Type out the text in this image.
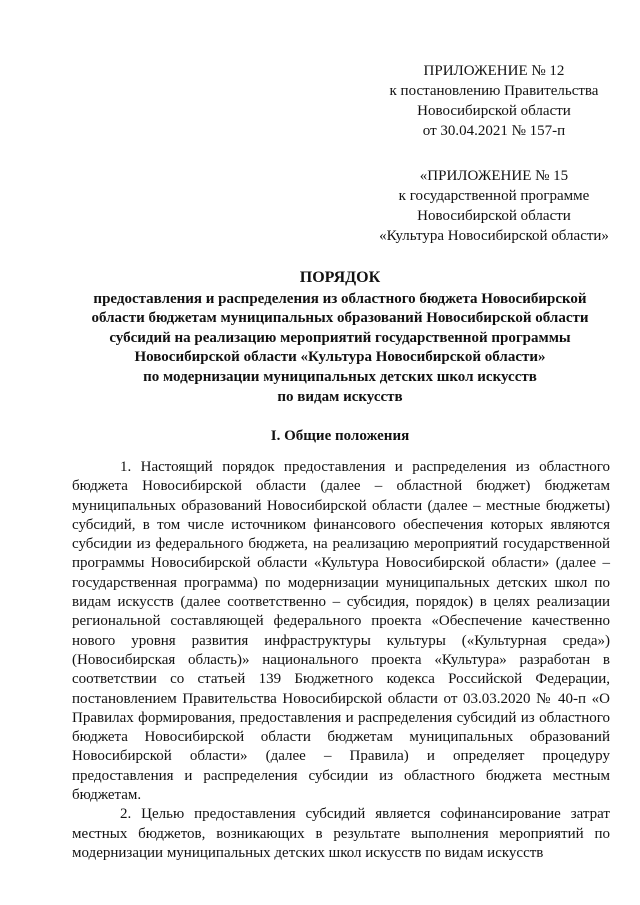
ПРИЛОЖЕНИЕ № 12
к постановлению Правительства
Новосибирской области
от 30.04.2021 № 157-п
«ПРИЛОЖЕНИЕ № 15
к государственной программе
Новосибирской области
«Культура Новосибирской области»
ПОРЯДОК
предоставления и распределения из областного бюджета Новосибирской
области бюджетам муниципальных образований Новосибирской области
субсидий на реализацию мероприятий государственной программы
Новосибирской области «Культура Новосибирской области»
по модернизации муниципальных детских школ искусств
по видам искусств
I. Общие положения

1. Настоящий порядок предоставления и распределения из областного бюджета Новосибирской области (далее – областной бюджет) бюджетам муниципальных образований Новосибирской области (далее – местные бюджеты) субсидий, в том числе источником финансового обеспечения которых являются субсидии из федерального бюджета, на реализацию мероприятий государственной программы Новосибирской области «Культура Новосибирской области» (далее – государственная программа) по модернизации муниципальных детских школ по видам искусств (далее соответственно – субсидия, порядок) в целях реализации региональной составляющей федерального проекта «Обеспечение качественно нового уровня развития инфраструктуры культуры («Культурная среда») (Новосибирская область)» национального проекта «Культура» разработан в соответствии со статьей 139 Бюджетного кодекса Российской Федерации, постановлением Правительства Новосибирской области от 03.03.2020 № 40-п «О Правилах формирования, предоставления и распределения субсидий из областного бюджета Новосибирской области бюджетам муниципальных образований Новосибирской области» (далее – Правила) и определяет процедуру предоставления и распределения субсидии из областного бюджета местным бюджетам.

2. Целью предоставления субсидий является софинансирование затрат местных бюджетов, возникающих в результате выполнения мероприятий по модернизации муниципальных детских школ искусств по видам искусств
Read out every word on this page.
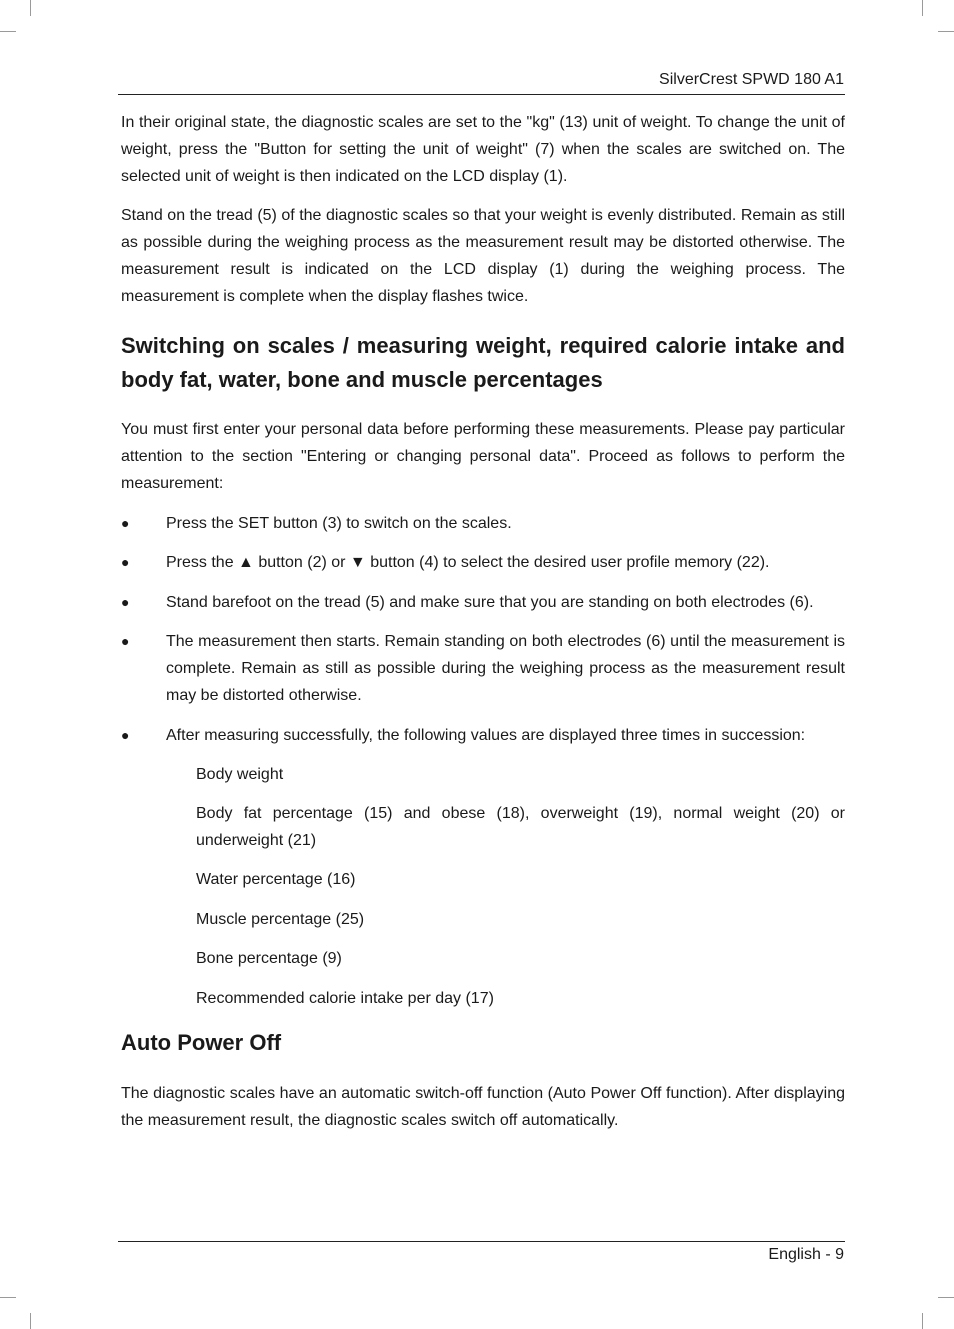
SilverCrest SPWD 180 A1

In their original state, the diagnostic scales are set to the "kg" (13) unit of weight. To change the unit of weight, press the "Button for setting the unit of weight" (7) when the scales are switched on. The selected unit of weight is then indicated on the LCD display (1).

Stand on the tread (5) of the diagnostic scales so that your weight is evenly distributed. Remain as still as possible during the weighing process as the measurement result may be distorted otherwise. The measurement result is indicated on the LCD display (1) during the weighing process. The measurement is complete when the display flashes twice.

Switching on scales / measuring weight, required calorie intake and body fat, water, bone and muscle percentages

You must first enter your personal data before performing these measurements. Please pay particular attention to the section "Entering or changing personal data". Proceed as follows to perform the measurement:

● Press the SET button (3) to switch on the scales.

● Press the ▲ button (2) or ▼ button (4) to select the desired user profile memory (22).

● Stand barefoot on the tread (5) and make sure that you are standing on both electrodes (6).

● The measurement then starts. Remain standing on both electrodes (6) until the measurement is complete. Remain as still as possible during the weighing process as the measurement result may be distorted otherwise.

● After measuring successfully, the following values are displayed three times in succession:

Body weight

Body fat percentage (15) and obese (18), overweight (19), normal weight (20) or underweight (21)

Water percentage (16)

Muscle percentage (25)

Bone percentage (9)

Recommended calorie intake per day (17)

Auto Power Off

The diagnostic scales have an automatic switch-off function (Auto Power Off function). After displaying the measurement result, the diagnostic scales switch off automatically.

English - 9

## The exercise
Find and copy each line above that includes the string "Power".

## Solved exercise
Auto Power Off
The diagnostic scales have an automatic switch-off function (Auto Power Off function). After displaying the measurement result, the diagnostic scales switch off automatically.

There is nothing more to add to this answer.